### ENTRIES SUPPLIED
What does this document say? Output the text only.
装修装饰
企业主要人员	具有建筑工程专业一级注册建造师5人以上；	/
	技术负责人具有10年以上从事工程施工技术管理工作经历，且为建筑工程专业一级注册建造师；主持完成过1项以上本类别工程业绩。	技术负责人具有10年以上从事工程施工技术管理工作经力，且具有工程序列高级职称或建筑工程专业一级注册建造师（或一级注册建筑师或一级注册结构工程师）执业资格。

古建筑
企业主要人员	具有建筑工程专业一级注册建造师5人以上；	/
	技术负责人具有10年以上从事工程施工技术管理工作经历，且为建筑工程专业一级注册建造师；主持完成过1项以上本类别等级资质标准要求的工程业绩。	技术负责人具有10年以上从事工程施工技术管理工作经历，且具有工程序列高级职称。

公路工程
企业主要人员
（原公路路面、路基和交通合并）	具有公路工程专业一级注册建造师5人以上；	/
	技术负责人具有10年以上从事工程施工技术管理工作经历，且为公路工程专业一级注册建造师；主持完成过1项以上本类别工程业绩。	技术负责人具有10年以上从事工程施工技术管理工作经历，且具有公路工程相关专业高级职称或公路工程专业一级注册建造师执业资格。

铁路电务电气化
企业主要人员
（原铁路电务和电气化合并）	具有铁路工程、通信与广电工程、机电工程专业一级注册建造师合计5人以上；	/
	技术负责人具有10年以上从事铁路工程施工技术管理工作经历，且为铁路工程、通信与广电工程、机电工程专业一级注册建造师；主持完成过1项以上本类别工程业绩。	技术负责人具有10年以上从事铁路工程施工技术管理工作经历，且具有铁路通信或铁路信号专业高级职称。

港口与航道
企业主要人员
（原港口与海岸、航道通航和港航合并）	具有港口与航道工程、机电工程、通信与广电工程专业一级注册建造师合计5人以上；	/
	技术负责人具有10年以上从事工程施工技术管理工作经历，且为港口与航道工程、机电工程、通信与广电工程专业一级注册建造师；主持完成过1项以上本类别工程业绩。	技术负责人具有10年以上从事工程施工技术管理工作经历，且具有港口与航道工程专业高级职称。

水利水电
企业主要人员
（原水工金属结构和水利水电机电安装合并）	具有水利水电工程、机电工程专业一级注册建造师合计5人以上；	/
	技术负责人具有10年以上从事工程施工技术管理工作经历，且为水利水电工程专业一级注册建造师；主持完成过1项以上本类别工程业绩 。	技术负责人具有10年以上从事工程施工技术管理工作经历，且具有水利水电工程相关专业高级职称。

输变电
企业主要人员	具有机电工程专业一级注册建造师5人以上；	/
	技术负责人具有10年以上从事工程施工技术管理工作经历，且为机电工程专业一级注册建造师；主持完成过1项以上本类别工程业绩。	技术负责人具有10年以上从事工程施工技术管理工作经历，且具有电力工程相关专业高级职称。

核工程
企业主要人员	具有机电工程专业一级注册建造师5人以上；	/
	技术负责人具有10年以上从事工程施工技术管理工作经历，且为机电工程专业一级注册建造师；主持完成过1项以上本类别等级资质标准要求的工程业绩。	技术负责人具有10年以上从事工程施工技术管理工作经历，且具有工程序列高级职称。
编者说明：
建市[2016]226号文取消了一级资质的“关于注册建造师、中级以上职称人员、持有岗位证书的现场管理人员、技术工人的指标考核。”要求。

### PROBLEM TO WORK ON
Read the lines above. Gather those in which the string "且为机电工程专业一级注册建造师" is found.

### ANSWER
	技术负责人具有10年以上从事工程施工技术管理工作经历，且为机电工程专业一级注册建造师；主持完成过1项以上本类别工程业绩。	技术负责人具有10年以上从事工程施工技术管理工作经历，且具有电力工程相关专业高级职称。
	技术负责人具有10年以上从事工程施工技术管理工作经历，且为机电工程专业一级注册建造师；主持完成过1项以上本类别等级资质标准要求的工程业绩。	技术负责人具有10年以上从事工程施工技术管理工作经历，且具有工程序列高级职称。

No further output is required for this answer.